[Element box annotations]
Begin
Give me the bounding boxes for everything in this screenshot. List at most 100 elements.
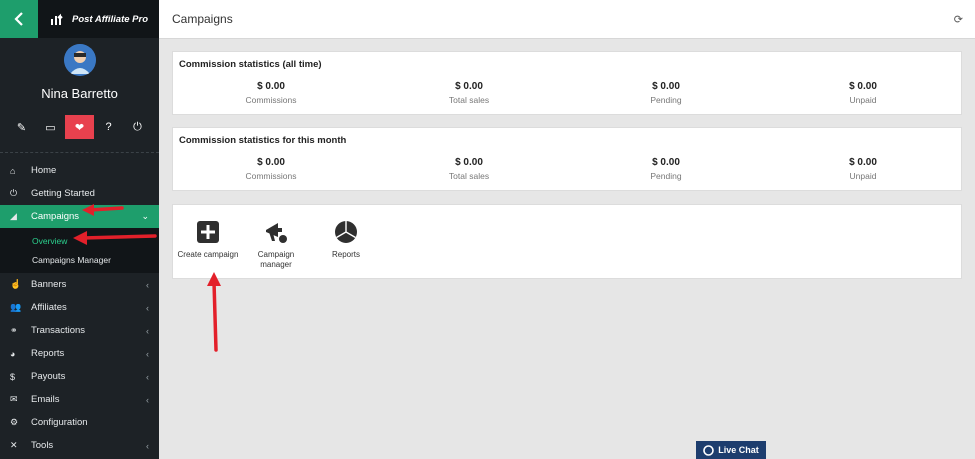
- stat-label: Total sales: [448, 95, 490, 105]
- quick-actions-card: Create campaign Campaign manager Reports: [172, 204, 962, 279]
- sidebar-item-label: Emails: [31, 394, 60, 405]
- user-name: Nina Barretto: [41, 86, 118, 101]
- sidebar-item-label: Home: [31, 165, 57, 176]
- refresh-icon[interactable]: ⟳: [954, 13, 963, 26]
- reports-tile[interactable]: Reports: [323, 220, 369, 260]
- profile-icons: ✎ ▭ ❤? ⏻: [0, 115, 159, 139]
- sidebar-item-getting-started[interactable]: ⏻ Getting Started: [0, 182, 159, 205]
- gear-icon: ⚙: [10, 417, 19, 427]
- sidebar-item-label: Getting Started: [31, 188, 95, 199]
- stat-total-sales: $ 0.00 Total sales: [399, 81, 539, 105]
- tile-label: Reports: [331, 250, 360, 259]
- megaphone-icon: [264, 220, 288, 244]
- divider: [0, 152, 159, 153]
- sidebar-item-tools[interactable]: ✕ Tools ‹: [0, 434, 159, 457]
- stat-unpaid: $ 0.00 Unpaid: [793, 157, 933, 181]
- sidebar-item-reports[interactable]: ◕ Reports ‹: [0, 342, 159, 365]
- chevron-left-icon: ‹: [146, 371, 149, 382]
- stat-value: $ 0.00: [652, 81, 680, 92]
- stat-label: Commissions: [245, 95, 297, 105]
- stat-pending: $ 0.00 Pending: [596, 157, 736, 181]
- sidebar-item-banners[interactable]: ☝ Banners ‹: [0, 273, 159, 296]
- handshake-icon: ⚭: [10, 325, 18, 335]
- pencil-icon[interactable]: ✎: [7, 115, 36, 139]
- live-chat-button[interactable]: Live Chat: [696, 441, 766, 459]
- megaphone-icon: ◢: [10, 211, 17, 221]
- stat-label: Total sales: [448, 171, 490, 181]
- sidebar-item-label: Configuration: [31, 417, 88, 428]
- card-title: Commission statistics for this month: [179, 135, 347, 146]
- campaign-manager-tile[interactable]: Campaign manager: [251, 220, 301, 271]
- avatar[interactable]: [63, 44, 96, 76]
- subnav-item-campaigns-manager[interactable]: Campaigns Manager: [0, 250, 159, 269]
- sidebar-item-label: Payouts: [31, 371, 66, 382]
- chevron-down-icon: ⌄: [141, 211, 149, 221]
- sidebar-item-emails[interactable]: ✉ Emails ‹: [0, 388, 159, 411]
- pie-chart-icon: ◕: [10, 348, 16, 359]
- money-bag-icon: $: [10, 371, 16, 382]
- stat-value: $ 0.00: [849, 157, 877, 168]
- stat-value: $ 0.00: [455, 157, 483, 168]
- brand-name: Post Affiliate Pro: [72, 13, 149, 25]
- logo-icon: [51, 13, 63, 25]
- stat-label: Unpaid: [849, 95, 877, 105]
- stat-value: $ 0.00: [849, 81, 877, 92]
- stat-value: $ 0.00: [652, 157, 680, 168]
- sidebar-item-label: Reports: [31, 348, 65, 359]
- chevron-left-icon: ‹: [146, 302, 149, 313]
- hand-icon: ☝: [10, 279, 22, 289]
- stat-commissions: $ 0.00 Commissions: [201, 81, 341, 105]
- card-title: Commission statistics (all time): [179, 59, 322, 70]
- envelope-icon: ✉: [10, 394, 18, 404]
- sidebar-item-label: Campaigns: [31, 211, 80, 222]
- heart-icon[interactable]: ❤: [65, 115, 94, 139]
- chevron-left-icon: ‹: [146, 325, 149, 336]
- pie-chart-icon: [334, 220, 358, 244]
- sidebar-item-campaigns[interactable]: ◢ Campaigns ⌄: [0, 205, 159, 228]
- stat-value: $ 0.00: [257, 81, 285, 92]
- sidebar-item-payouts[interactable]: $ Payouts ‹: [0, 365, 159, 388]
- chevron-left-icon: [14, 12, 23, 26]
- sidebar-nav: ⌂ Home ⏻ Getting Started ◢ Campaigns ⌄ Overview…: [0, 159, 159, 457]
- annotation-arrow-create-campaign: [207, 272, 221, 352]
- home-icon: ⌂: [10, 165, 16, 176]
- sidebar-item-label: Transactions: [31, 325, 86, 336]
- chat-bubble-icon: [703, 444, 715, 456]
- sidebar-item-home[interactable]: ⌂ Home: [0, 159, 159, 182]
- sidebar-item-label: Tools: [31, 440, 54, 451]
- back-button[interactable]: [0, 0, 38, 38]
- chevron-left-icon: ‹: [146, 348, 149, 359]
- power-icon: ⏻: [10, 188, 18, 198]
- subnav-item-overview[interactable]: Overview: [0, 231, 159, 250]
- stat-label: Pending: [650, 95, 682, 105]
- sidebar-item-configuration[interactable]: ⚙ Configuration: [0, 411, 159, 434]
- sidebar: Post Affiliate Pro Nina Barretto ✎ ▭ ❤? ⏻ ⌂…: [0, 0, 159, 459]
- sidebar-item-transactions[interactable]: ⚭ Transactions ‹: [0, 319, 159, 342]
- chevron-left-icon: ‹: [146, 440, 149, 451]
- stats-card-all-time: Commission statistics (all time) $ 0.00 C…: [172, 51, 962, 115]
- sidebar-item-affiliates[interactable]: 👥 Affiliates ‹: [0, 296, 159, 319]
- stat-value: $ 0.00: [455, 81, 483, 92]
- tile-label: Campaign manager: [257, 250, 295, 270]
- monitor-icon[interactable]: ▭: [36, 115, 65, 139]
- users-icon: 👥: [10, 302, 22, 312]
- sidebar-top: Post Affiliate Pro: [0, 0, 159, 38]
- create-campaign-tile[interactable]: Create campaign: [175, 220, 241, 260]
- sidebar-item-label: Banners: [31, 279, 67, 290]
- power-icon[interactable]: ⏻: [123, 115, 152, 139]
- chevron-left-icon: ‹: [146, 394, 149, 405]
- stat-pending: $ 0.00 Pending: [596, 81, 736, 105]
- stat-total-sales: $ 0.00 Total sales: [399, 157, 539, 181]
- stat-label: Pending: [650, 171, 682, 181]
- stats-card-month: Commission statistics for this month $ 0…: [172, 127, 962, 191]
- live-chat-label: Live Chat: [718, 445, 759, 455]
- header: Campaigns ⟳: [159, 0, 975, 39]
- sidebar-subnav: Overview Campaigns Manager: [0, 228, 159, 273]
- chevron-left-icon: ‹: [146, 279, 149, 290]
- profile: Nina Barretto ✎ ▭ ❤? ⏻: [0, 38, 159, 153]
- tile-label: Create campaign: [177, 250, 239, 259]
- stat-unpaid: $ 0.00 Unpaid: [793, 81, 933, 105]
- help-icon[interactable]: ?: [94, 115, 123, 139]
- brand: Post Affiliate Pro: [38, 0, 159, 38]
- stat-label: Unpaid: [849, 171, 877, 181]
End
Reproduce every line of the entries above word for word, leaving out the pictures.

COMPLETE RESPONSE:
Give me the bounding boxes for everything in this screenshot. List at most 100 elements.
- stat-label: Total sales: [448, 95, 490, 105]
- quick-actions-card: Create campaign Campaign manager Reports: [172, 204, 962, 279]
- sidebar-item-label: Emails: [31, 394, 60, 405]
- user-name: Nina Barretto: [41, 86, 118, 101]
- sidebar-item-label: Home: [31, 165, 57, 176]
- refresh-icon[interactable]: ⟳: [954, 13, 963, 26]
- reports-tile[interactable]: Reports: [323, 220, 369, 260]
- profile-icons: ✎ ▭ ❤? ⏻: [0, 115, 159, 139]
- sidebar-item-getting-started[interactable]: ⏻ Getting Started: [0, 182, 159, 205]
- gear-icon: ⚙: [10, 417, 19, 427]
- sidebar-item-label: Getting Started: [31, 188, 95, 199]
- stat-total-sales: $ 0.00 Total sales: [399, 81, 539, 105]
- tile-label: Reports: [331, 250, 360, 259]
- megaphone-icon: [264, 220, 288, 244]
- divider: [0, 152, 159, 153]
- sidebar-item-tools[interactable]: ✕ Tools ‹: [0, 434, 159, 457]
- stat-unpaid: $ 0.00 Unpaid: [793, 157, 933, 181]
- sidebar-item-reports[interactable]: ◕ Reports ‹: [0, 342, 159, 365]
- chevron-left-icon: ‹: [146, 371, 149, 382]
- stat-value: $ 0.00: [652, 81, 680, 92]
- stat-label: Commissions: [245, 95, 297, 105]
- stat-pending: $ 0.00 Pending: [596, 157, 736, 181]
- sidebar-item-banners[interactable]: ☝ Banners ‹: [0, 273, 159, 296]
- handshake-icon: ⚭: [10, 325, 18, 335]
- pencil-icon[interactable]: ✎: [7, 115, 36, 139]
- live-chat-button[interactable]: Live Chat: [696, 441, 766, 459]
- megaphone-icon: ◢: [10, 211, 17, 221]
- stat-label: Total sales: [448, 171, 490, 181]
- sidebar-item-label: Configuration: [31, 417, 88, 428]
- card-title: Commission statistics for this month: [179, 135, 347, 146]
- campaign-manager-tile[interactable]: Campaign manager: [251, 220, 301, 271]
- avatar[interactable]: [63, 44, 96, 76]
- subnav-item-campaigns-manager[interactable]: Campaigns Manager: [0, 250, 159, 269]
- sidebar-item-label: Payouts: [31, 371, 66, 382]
- chevron-down-icon: ⌄: [141, 211, 149, 221]
- sidebar-item-emails[interactable]: ✉ Emails ‹: [0, 388, 159, 411]
- pie-chart-icon: ◕: [10, 348, 16, 359]
- money-bag-icon: $: [10, 371, 16, 382]
- stat-value: $ 0.00: [849, 157, 877, 168]
- stat-value: $ 0.00: [455, 157, 483, 168]
- brand-name: Post Affiliate Pro: [72, 13, 149, 25]
- logo-icon: [51, 13, 63, 25]
- stat-label: Unpaid: [849, 95, 877, 105]
- stat-value: $ 0.00: [849, 81, 877, 92]
- stat-value: $ 0.00: [652, 157, 680, 168]
- sidebar-item-label: Reports: [31, 348, 65, 359]
- chevron-left-icon: ‹: [146, 302, 149, 313]
- hand-icon: ☝: [10, 279, 22, 289]
- stat-commissions: $ 0.00 Commissions: [201, 81, 341, 105]
- card-title: Commission statistics (all time): [179, 59, 322, 70]
- envelope-icon: ✉: [10, 394, 18, 404]
- sidebar-item-label: Campaigns: [31, 211, 80, 222]
- heart-icon[interactable]: ❤: [65, 115, 94, 139]
- chevron-left-icon: ‹: [146, 325, 149, 336]
- pie-chart-icon: [334, 220, 358, 244]
- sidebar-item-campaigns[interactable]: ◢ Campaigns ⌄: [0, 205, 159, 228]
- stat-value: $ 0.00: [257, 81, 285, 92]
- sidebar-item-payouts[interactable]: $ Payouts ‹: [0, 365, 159, 388]
- chevron-left-icon: [14, 12, 23, 26]
- sidebar-nav: ⌂ Home ⏻ Getting Started ◢ Campaigns ⌄ Overview…: [0, 159, 159, 457]
- annotation-arrow-create-campaign: [207, 272, 221, 352]
- home-icon: ⌂: [10, 165, 16, 176]
- sidebar-item-label: Transactions: [31, 325, 86, 336]
- chat-bubble-icon: [703, 444, 715, 456]
- sidebar-item-home[interactable]: ⌂ Home: [0, 159, 159, 182]
- sidebar-item-label: Tools: [31, 440, 54, 451]
- back-button[interactable]: [0, 0, 38, 38]
- chevron-left-icon: ‹: [146, 348, 149, 359]
- power-icon: ⏻: [10, 188, 18, 198]
- subnav-item-overview[interactable]: Overview: [0, 231, 159, 250]
- stat-label: Pending: [650, 95, 682, 105]
- sidebar-item-configuration[interactable]: ⚙ Configuration: [0, 411, 159, 434]
- sidebar: Post Affiliate Pro Nina Barretto ✎ ▭ ❤? ⏻ ⌂…: [0, 0, 159, 459]
- sidebar-item-transactions[interactable]: ⚭ Transactions ‹: [0, 319, 159, 342]
- chevron-left-icon: ‹: [146, 440, 149, 451]
- stats-card-all-time: Commission statistics (all time) $ 0.00 C…: [172, 51, 962, 115]
- sidebar-item-affiliates[interactable]: 👥 Affiliates ‹: [0, 296, 159, 319]
- stat-value: $ 0.00: [455, 81, 483, 92]
- tile-label: Campaign manager: [257, 250, 295, 270]
- monitor-icon[interactable]: ▭: [36, 115, 65, 139]
- users-icon: 👥: [10, 302, 22, 312]
- sidebar-top: Post Affiliate Pro: [0, 0, 159, 38]
- create-campaign-tile[interactable]: Create campaign: [175, 220, 241, 260]
- sidebar-item-label: Banners: [31, 279, 67, 290]
- power-icon[interactable]: ⏻: [123, 115, 152, 139]
- chevron-left-icon: ‹: [146, 394, 149, 405]
- stat-pending: $ 0.00 Pending: [596, 81, 736, 105]
- stat-total-sales: $ 0.00 Total sales: [399, 157, 539, 181]
- stat-label: Pending: [650, 171, 682, 181]
- stats-card-month: Commission statistics for this month $ 0…: [172, 127, 962, 191]
- live-chat-label: Live Chat: [718, 445, 759, 455]
- header: Campaigns ⟳: [159, 0, 975, 39]
- sidebar-subnav: Overview Campaigns Manager: [0, 228, 159, 273]
- chevron-left-icon: ‹: [146, 279, 149, 290]
- profile: Nina Barretto ✎ ▭ ❤? ⏻: [0, 38, 159, 153]
- tile-label: Create campaign: [177, 250, 239, 259]
- stat-unpaid: $ 0.00 Unpaid: [793, 81, 933, 105]
- help-icon[interactable]: ?: [94, 115, 123, 139]
- brand: Post Affiliate Pro: [38, 0, 159, 38]
- stat-label: Unpaid: [849, 171, 877, 181]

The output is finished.